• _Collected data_
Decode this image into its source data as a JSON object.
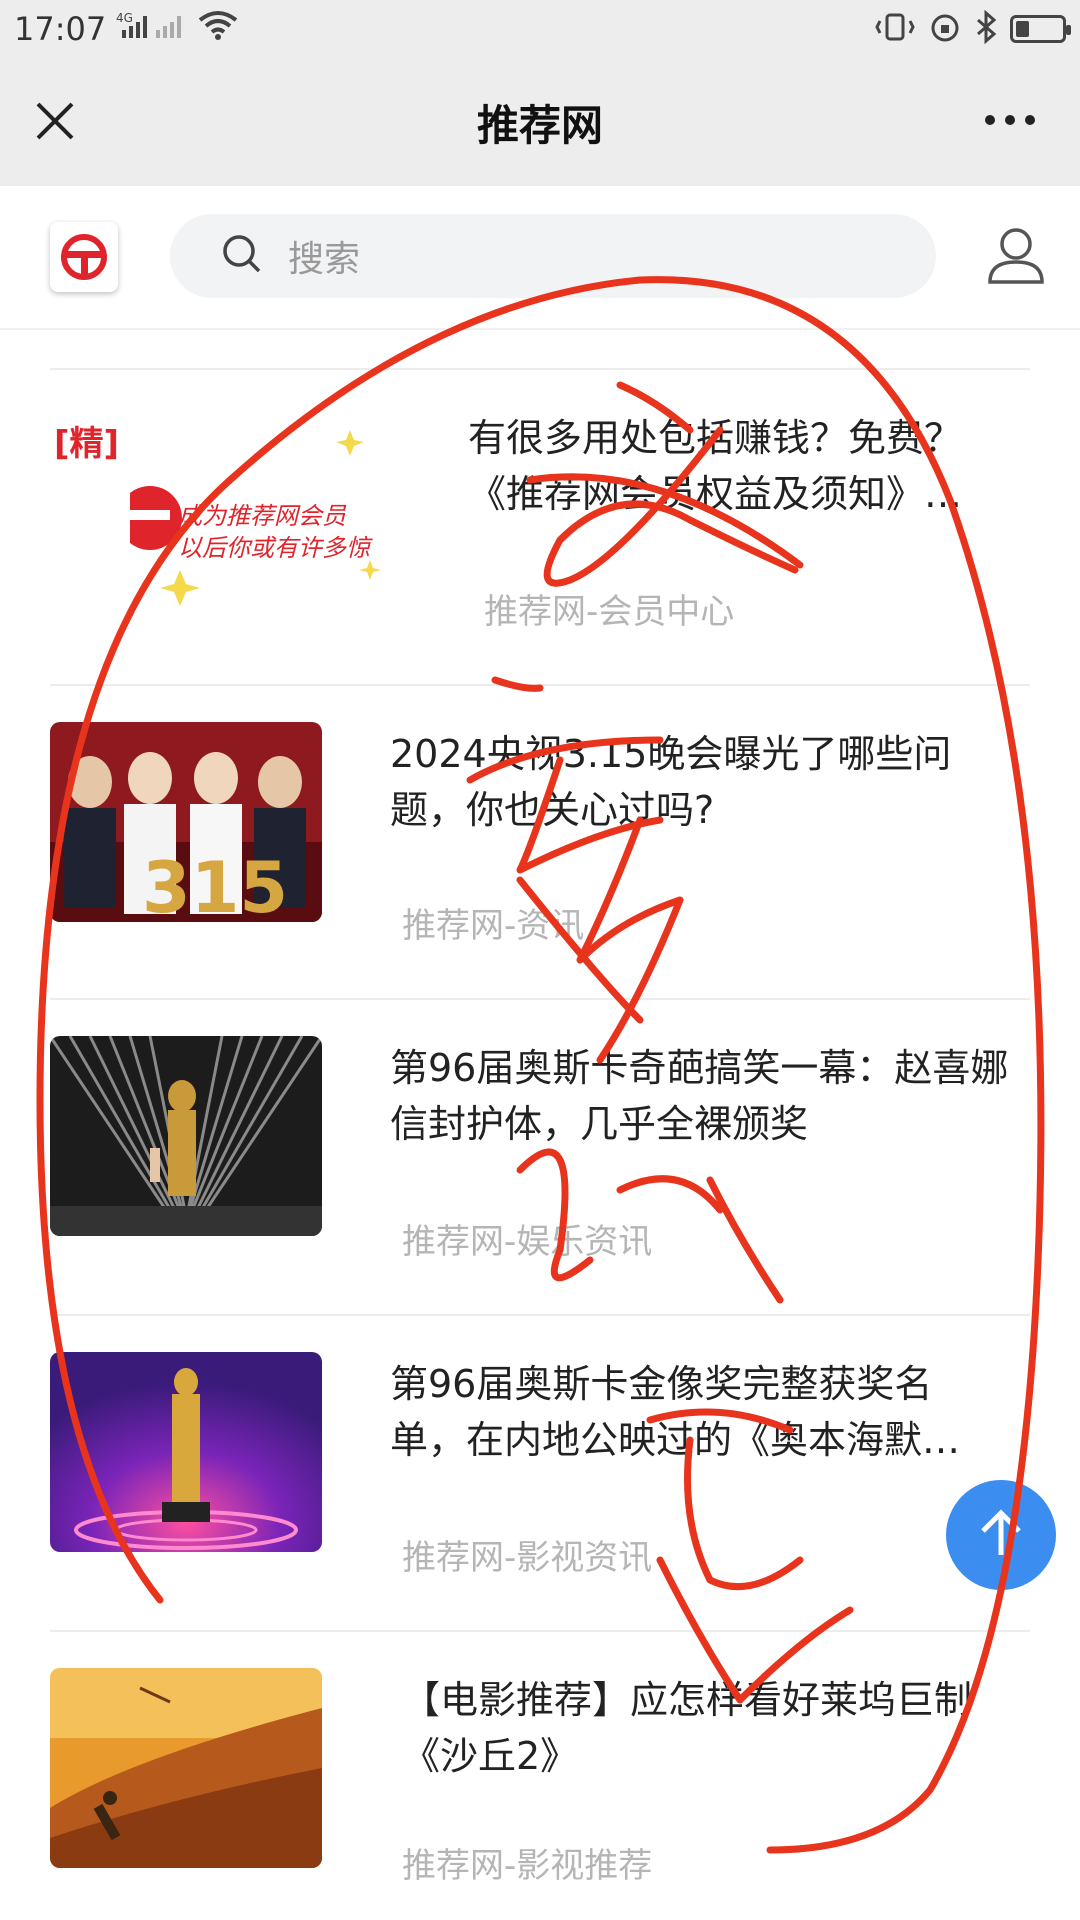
{
  "status_bar": {
    "time": "17:07",
    "network": "4G",
    "battery_percent": 30
  },
  "header": {
    "title": "推荐网"
  },
  "search": {
    "placeholder": "搜索"
  },
  "feed": {
    "items": [
      {
        "title": "有很多用处包括赚钱？免费？《推荐网会员权益及须知》…",
        "source": "推荐网-会员中心",
        "tag": "[精]",
        "banner_text_1": "成为推荐网会员",
        "banner_text_2": "以后你或有许多惊"
      },
      {
        "title": "2024央视3.15晚会曝光了哪些问题，你也关心过吗?",
        "source": "推荐网-资讯"
      },
      {
        "title": "第96届奥斯卡奇葩搞笑一幕：赵喜娜信封护体，几乎全裸颁奖",
        "source": "推荐网-娱乐资讯"
      },
      {
        "title": "第96届奥斯卡金像奖完整获奖名单，在内地公映过的《奥本海默…",
        "source": "推荐网-影视资讯"
      },
      {
        "title": "【电影推荐】应怎样看好莱坞巨制《沙丘2》",
        "source": "推荐网-影视推荐"
      }
    ]
  },
  "colors": {
    "accent": "#3c8df0",
    "brand_red": "#e0242c",
    "annotation_red": "#e8341c"
  }
}
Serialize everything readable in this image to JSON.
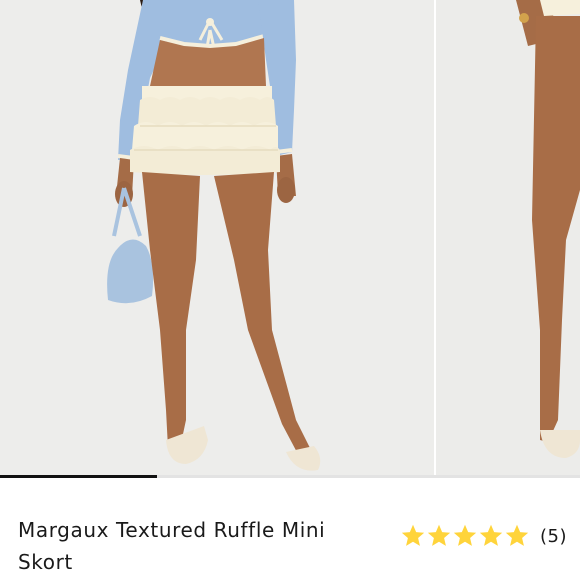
{
  "product": {
    "name": "Margaux Textured Ruffle Mini Skort",
    "rating": 5,
    "rating_max": 5,
    "review_count_label": "(5)"
  },
  "gallery": {
    "image_count": 3,
    "current_image": 1,
    "progress": 0.27
  },
  "colors": {
    "star": "#FFD43B",
    "text": "#1A1A1A",
    "progress": "#111111",
    "photo_background": "#EDEDEB",
    "top_color": "#9FBDE0",
    "skort_color": "#F6F0DC",
    "bag_color": "#A9C3DF",
    "shoe_color": "#EFE6D4"
  },
  "icons": {
    "star": "star-icon"
  }
}
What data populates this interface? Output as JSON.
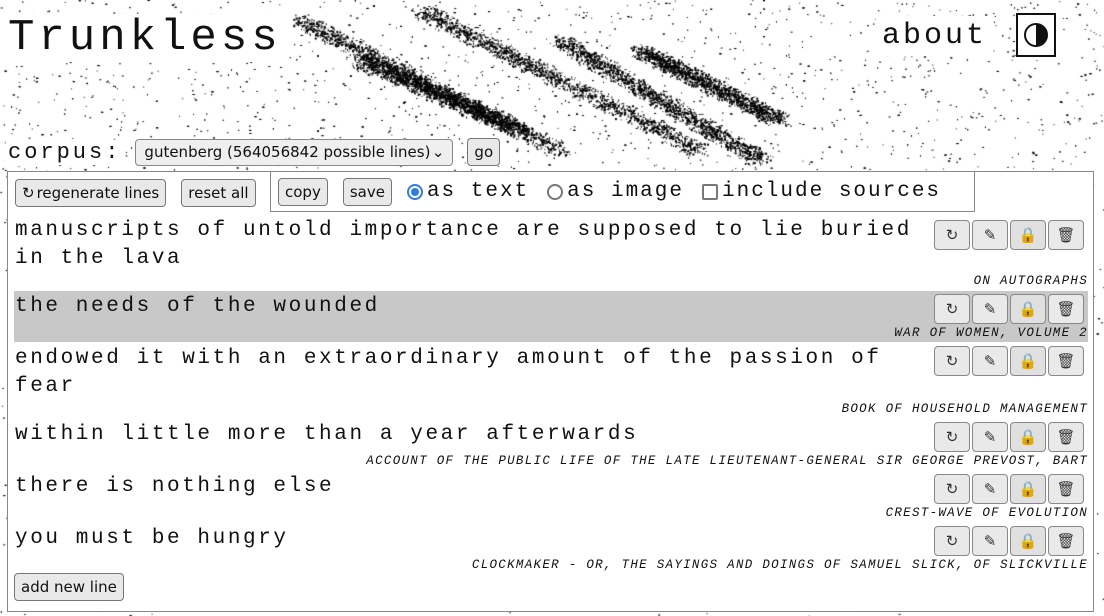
{
  "app": {
    "title": "Trunkless",
    "about_label": "about",
    "theme_icon": "contrast-icon"
  },
  "corpus": {
    "label": "corpus:",
    "selected": "gutenberg (564056842 possible lines)",
    "go_label": "go"
  },
  "toolbar": {
    "regenerate_label": "regenerate lines",
    "reset_label": "reset all",
    "copy_label": "copy",
    "save_label": "save",
    "as_text_label": "as text",
    "as_image_label": "as image",
    "include_sources_label": "include sources",
    "as_text_selected": true,
    "include_sources_checked": false
  },
  "lines": [
    {
      "text": "manuscripts of untold importance are supposed to lie buried in the lava",
      "source": "On Autographs",
      "highlighted": false
    },
    {
      "text": "the needs of the wounded",
      "source": "War of Women, Volume 2",
      "highlighted": true
    },
    {
      "text": "endowed it with an extraordinary amount of the passion of fear",
      "source": "Book of Household Management",
      "highlighted": false
    },
    {
      "text": "within little more than a year afterwards",
      "source": "Account of the Public Life of the Late Lieutenant-General Sir George Prevost, Bart",
      "highlighted": false
    },
    {
      "text": "there is nothing else",
      "source": "Crest-Wave of Evolution",
      "highlighted": false
    },
    {
      "text": "you must be hungry",
      "source": "Clockmaker - or, the Sayings and Doings of Samuel Slick, of Slickville",
      "highlighted": false
    }
  ],
  "line_actions": {
    "regenerate_icon": "refresh-icon",
    "edit_icon": "pencil-icon",
    "lock_icon": "lock-icon",
    "delete_icon": "trash-icon",
    "lock_color": "#f2a51a"
  },
  "add_line_label": "add new line",
  "colors": {
    "accent": "#2f7de1",
    "highlight_row": "#c8c8c8",
    "button_bg": "#e9e9e9"
  }
}
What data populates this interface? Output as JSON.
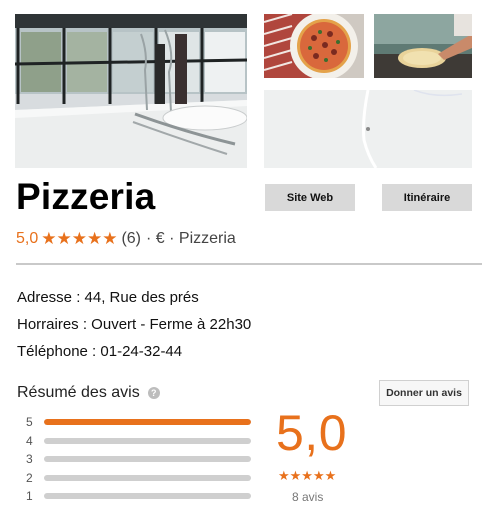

• _GIVEN PROBLEM_
Give the entries again word for word, but skip the pictures.

• _EXERCISE RESULT_
Decode this image into its source data as a JSON object.
{
  "status_bar": {
    "time": "17:07",
    "network": "4G",
    "battery_percent": 30
  },
  "header": {
    "title": "推荐网"
  },
  "search": {
    "placeholder": "搜索"
  },
  "feed": {
    "items": [
      {
        "title": "有很多用处包括赚钱？免费？《推荐网会员权益及须知》…",
        "source": "推荐网-会员中心",
        "tag": "[精]",
        "banner_text_1": "成为推荐网会员",
        "banner_text_2": "以后你或有许多惊"
      },
      {
        "title": "2024央视3.15晚会曝光了哪些问题，你也关心过吗?",
        "source": "推荐网-资讯"
      },
      {
        "title": "第96届奥斯卡奇葩搞笑一幕：赵喜娜信封护体，几乎全裸颁奖",
        "source": "推荐网-娱乐资讯"
      },
      {
        "title": "第96届奥斯卡金像奖完整获奖名单，在内地公映过的《奥本海默…",
        "source": "推荐网-影视资讯"
      },
      {
        "title": "【电影推荐】应怎样看好莱坞巨制《沙丘2》",
        "source": "推荐网-影视推荐"
      }
    ]
  },
  "colors": {
    "accent": "#3c8df0",
    "brand_red": "#e0242c",
    "annotation_red": "#e8341c"
  }
}
Serialize everything readable in this image to JSON.
{
  "product": {
    "name": "Margaux Textured Ruffle Mini Skort",
    "rating": 5,
    "rating_max": 5,
    "review_count_label": "(5)"
  },
  "gallery": {
    "image_count": 3,
    "current_image": 1,
    "progress": 0.27
  },
  "colors": {
    "star": "#FFD43B",
    "text": "#1A1A1A",
    "progress": "#111111",
    "photo_background": "#EDEDEB",
    "top_color": "#9FBDE0",
    "skort_color": "#F6F0DC",
    "bag_color": "#A9C3DF",
    "shoe_color": "#EFE6D4"
  },
  "icons": {
    "star": "star-icon"
  }
}
What data populates this interface? Output as JSON.
{
  "app": {
    "title": "Trunkless",
    "about_label": "about",
    "theme_icon": "contrast-icon"
  },
  "corpus": {
    "label": "corpus:",
    "selected": "gutenberg (564056842 possible lines)",
    "go_label": "go"
  },
  "toolbar": {
    "regenerate_label": "regenerate lines",
    "reset_label": "reset all",
    "copy_label": "copy",
    "save_label": "save",
    "as_text_label": "as text",
    "as_image_label": "as image",
    "include_sources_label": "include sources",
    "as_text_selected": true,
    "include_sources_checked": false
  },
  "lines": [
    {
      "text": "manuscripts of untold importance are supposed to lie buried in the lava",
      "source": "On Autographs",
      "highlighted": false
    },
    {
      "text": "the needs of the wounded",
      "source": "War of Women, Volume 2",
      "highlighted": true
    },
    {
      "text": "endowed it with an extraordinary amount of the passion of fear",
      "source": "Book of Household Management",
      "highlighted": false
    },
    {
      "text": "within little more than a year afterwards",
      "source": "Account of the Public Life of the Late Lieutenant-General Sir George Prevost, Bart",
      "highlighted": false
    },
    {
      "text": "there is nothing else",
      "source": "Crest-Wave of Evolution",
      "highlighted": false
    },
    {
      "text": "you must be hungry",
      "source": "Clockmaker - or, the Sayings and Doings of Samuel Slick, of Slickville",
      "highlighted": false
    }
  ],
  "line_actions": {
    "regenerate_icon": "refresh-icon",
    "edit_icon": "pencil-icon",
    "lock_icon": "lock-icon",
    "delete_icon": "trash-icon",
    "lock_color": "#f2a51a"
  },
  "add_line_label": "add new line",
  "colors": {
    "accent": "#2f7de1",
    "highlight_row": "#c8c8c8",
    "button_bg": "#e9e9e9"
  }
}
What data populates this interface? Output as JSON.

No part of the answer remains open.